Dataset entries on figures:
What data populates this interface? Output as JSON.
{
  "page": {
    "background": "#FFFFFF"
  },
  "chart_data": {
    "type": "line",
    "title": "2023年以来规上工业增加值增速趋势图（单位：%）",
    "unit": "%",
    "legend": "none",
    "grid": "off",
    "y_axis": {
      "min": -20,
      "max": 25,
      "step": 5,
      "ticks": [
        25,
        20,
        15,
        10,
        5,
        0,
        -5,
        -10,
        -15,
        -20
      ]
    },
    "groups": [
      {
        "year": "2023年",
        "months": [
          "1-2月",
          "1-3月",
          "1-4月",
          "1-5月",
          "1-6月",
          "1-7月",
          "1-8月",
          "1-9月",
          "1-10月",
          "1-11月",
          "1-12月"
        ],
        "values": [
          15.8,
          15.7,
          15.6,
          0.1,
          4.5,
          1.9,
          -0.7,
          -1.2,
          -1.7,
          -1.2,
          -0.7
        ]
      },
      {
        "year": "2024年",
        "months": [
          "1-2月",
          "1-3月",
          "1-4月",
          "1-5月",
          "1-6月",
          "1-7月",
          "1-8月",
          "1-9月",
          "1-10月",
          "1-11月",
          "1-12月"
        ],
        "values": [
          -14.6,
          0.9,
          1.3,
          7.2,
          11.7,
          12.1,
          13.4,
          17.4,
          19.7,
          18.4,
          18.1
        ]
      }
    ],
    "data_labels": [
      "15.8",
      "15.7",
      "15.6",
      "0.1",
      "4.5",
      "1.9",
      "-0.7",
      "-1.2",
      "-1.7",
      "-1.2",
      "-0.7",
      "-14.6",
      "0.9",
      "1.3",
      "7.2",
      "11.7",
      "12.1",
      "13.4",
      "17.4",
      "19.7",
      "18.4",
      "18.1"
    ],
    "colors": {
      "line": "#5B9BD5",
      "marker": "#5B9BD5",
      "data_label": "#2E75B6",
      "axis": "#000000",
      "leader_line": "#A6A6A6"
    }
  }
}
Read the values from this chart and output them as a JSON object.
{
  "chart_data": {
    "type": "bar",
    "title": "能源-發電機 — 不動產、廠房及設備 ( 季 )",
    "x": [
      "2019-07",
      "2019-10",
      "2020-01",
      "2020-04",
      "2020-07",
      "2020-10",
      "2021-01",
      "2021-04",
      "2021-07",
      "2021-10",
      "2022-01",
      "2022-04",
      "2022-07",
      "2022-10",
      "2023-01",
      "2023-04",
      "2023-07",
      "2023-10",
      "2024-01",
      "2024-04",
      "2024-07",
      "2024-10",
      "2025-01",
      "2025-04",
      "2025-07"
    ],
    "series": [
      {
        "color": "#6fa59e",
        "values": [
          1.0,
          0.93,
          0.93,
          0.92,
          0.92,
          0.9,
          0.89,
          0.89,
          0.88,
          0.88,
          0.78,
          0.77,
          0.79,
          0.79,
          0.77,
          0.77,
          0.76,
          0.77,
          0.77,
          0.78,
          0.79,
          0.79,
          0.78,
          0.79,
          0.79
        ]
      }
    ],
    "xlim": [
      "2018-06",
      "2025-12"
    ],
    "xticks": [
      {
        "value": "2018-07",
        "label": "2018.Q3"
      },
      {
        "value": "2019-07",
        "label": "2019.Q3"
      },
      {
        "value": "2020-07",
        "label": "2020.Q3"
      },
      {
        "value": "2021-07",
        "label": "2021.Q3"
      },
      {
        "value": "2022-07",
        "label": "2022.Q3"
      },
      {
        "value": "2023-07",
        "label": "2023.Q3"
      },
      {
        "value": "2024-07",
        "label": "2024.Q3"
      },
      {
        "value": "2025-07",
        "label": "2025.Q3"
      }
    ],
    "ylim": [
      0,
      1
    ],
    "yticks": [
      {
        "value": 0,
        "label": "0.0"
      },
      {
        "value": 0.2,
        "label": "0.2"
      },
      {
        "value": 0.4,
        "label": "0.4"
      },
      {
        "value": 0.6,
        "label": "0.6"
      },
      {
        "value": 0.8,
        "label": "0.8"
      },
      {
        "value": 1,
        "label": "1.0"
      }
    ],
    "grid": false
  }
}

WHAT YOU HAVE TO DO
Copy out all of the data exactly, leaving nothing out.

COMPLETE ANSWER
What data populates this interface? Output as JSON.
{
  "page": {
    "background": "#FFFFFF"
  },
  "chart_data": {
    "type": "line",
    "title": "2023年以来规上工业增加值增速趋势图（单位：%）",
    "unit": "%",
    "legend": "none",
    "grid": "off",
    "y_axis": {
      "min": -20,
      "max": 25,
      "step": 5,
      "ticks": [
        25,
        20,
        15,
        10,
        5,
        0,
        -5,
        -10,
        -15,
        -20
      ]
    },
    "groups": [
      {
        "year": "2023年",
        "months": [
          "1-2月",
          "1-3月",
          "1-4月",
          "1-5月",
          "1-6月",
          "1-7月",
          "1-8月",
          "1-9月",
          "1-10月",
          "1-11月",
          "1-12月"
        ],
        "values": [
          15.8,
          15.7,
          15.6,
          0.1,
          4.5,
          1.9,
          -0.7,
          -1.2,
          -1.7,
          -1.2,
          -0.7
        ]
      },
      {
        "year": "2024年",
        "months": [
          "1-2月",
          "1-3月",
          "1-4月",
          "1-5月",
          "1-6月",
          "1-7月",
          "1-8月",
          "1-9月",
          "1-10月",
          "1-11月",
          "1-12月"
        ],
        "values": [
          -14.6,
          0.9,
          1.3,
          7.2,
          11.7,
          12.1,
          13.4,
          17.4,
          19.7,
          18.4,
          18.1
        ]
      }
    ],
    "data_labels": [
      "15.8",
      "15.7",
      "15.6",
      "0.1",
      "4.5",
      "1.9",
      "-0.7",
      "-1.2",
      "-1.7",
      "-1.2",
      "-0.7",
      "-14.6",
      "0.9",
      "1.3",
      "7.2",
      "11.7",
      "12.1",
      "13.4",
      "17.4",
      "19.7",
      "18.4",
      "18.1"
    ],
    "colors": {
      "line": "#5B9BD5",
      "marker": "#5B9BD5",
      "data_label": "#2E75B6",
      "axis": "#000000",
      "leader_line": "#A6A6A6"
    }
  }
}
Read the values from this chart and output them as a JSON object.
{
  "chart_data": {
    "type": "bar",
    "title": "能源-發電機 — 不動產、廠房及設備 ( 季 )",
    "x": [
      "2019-07",
      "2019-10",
      "2020-01",
      "2020-04",
      "2020-07",
      "2020-10",
      "2021-01",
      "2021-04",
      "2021-07",
      "2021-10",
      "2022-01",
      "2022-04",
      "2022-07",
      "2022-10",
      "2023-01",
      "2023-04",
      "2023-07",
      "2023-10",
      "2024-01",
      "2024-04",
      "2024-07",
      "2024-10",
      "2025-01",
      "2025-04",
      "2025-07"
    ],
    "series": [
      {
        "color": "#6fa59e",
        "values": [
          1.0,
          0.93,
          0.93,
          0.92,
          0.92,
          0.9,
          0.89,
          0.89,
          0.88,
          0.88,
          0.78,
          0.77,
          0.79,
          0.79,
          0.77,
          0.77,
          0.76,
          0.77,
          0.77,
          0.78,
          0.79,
          0.79,
          0.78,
          0.79,
          0.79
        ]
      }
    ],
    "xlim": [
      "2018-06",
      "2025-12"
    ],
    "xticks": [
      {
        "value": "2018-07",
        "label": "2018.Q3"
      },
      {
        "value": "2019-07",
        "label": "2019.Q3"
      },
      {
        "value": "2020-07",
        "label": "2020.Q3"
      },
      {
        "value": "2021-07",
        "label": "2021.Q3"
      },
      {
        "value": "2022-07",
        "label": "2022.Q3"
      },
      {
        "value": "2023-07",
        "label": "2023.Q3"
      },
      {
        "value": "2024-07",
        "label": "2024.Q3"
      },
      {
        "value": "2025-07",
        "label": "2025.Q3"
      }
    ],
    "ylim": [
      0,
      1
    ],
    "yticks": [
      {
        "value": 0,
        "label": "0.0"
      },
      {
        "value": 0.2,
        "label": "0.2"
      },
      {
        "value": 0.4,
        "label": "0.4"
      },
      {
        "value": 0.6,
        "label": "0.6"
      },
      {
        "value": 0.8,
        "label": "0.8"
      },
      {
        "value": 1,
        "label": "1.0"
      }
    ],
    "grid": false
  }
}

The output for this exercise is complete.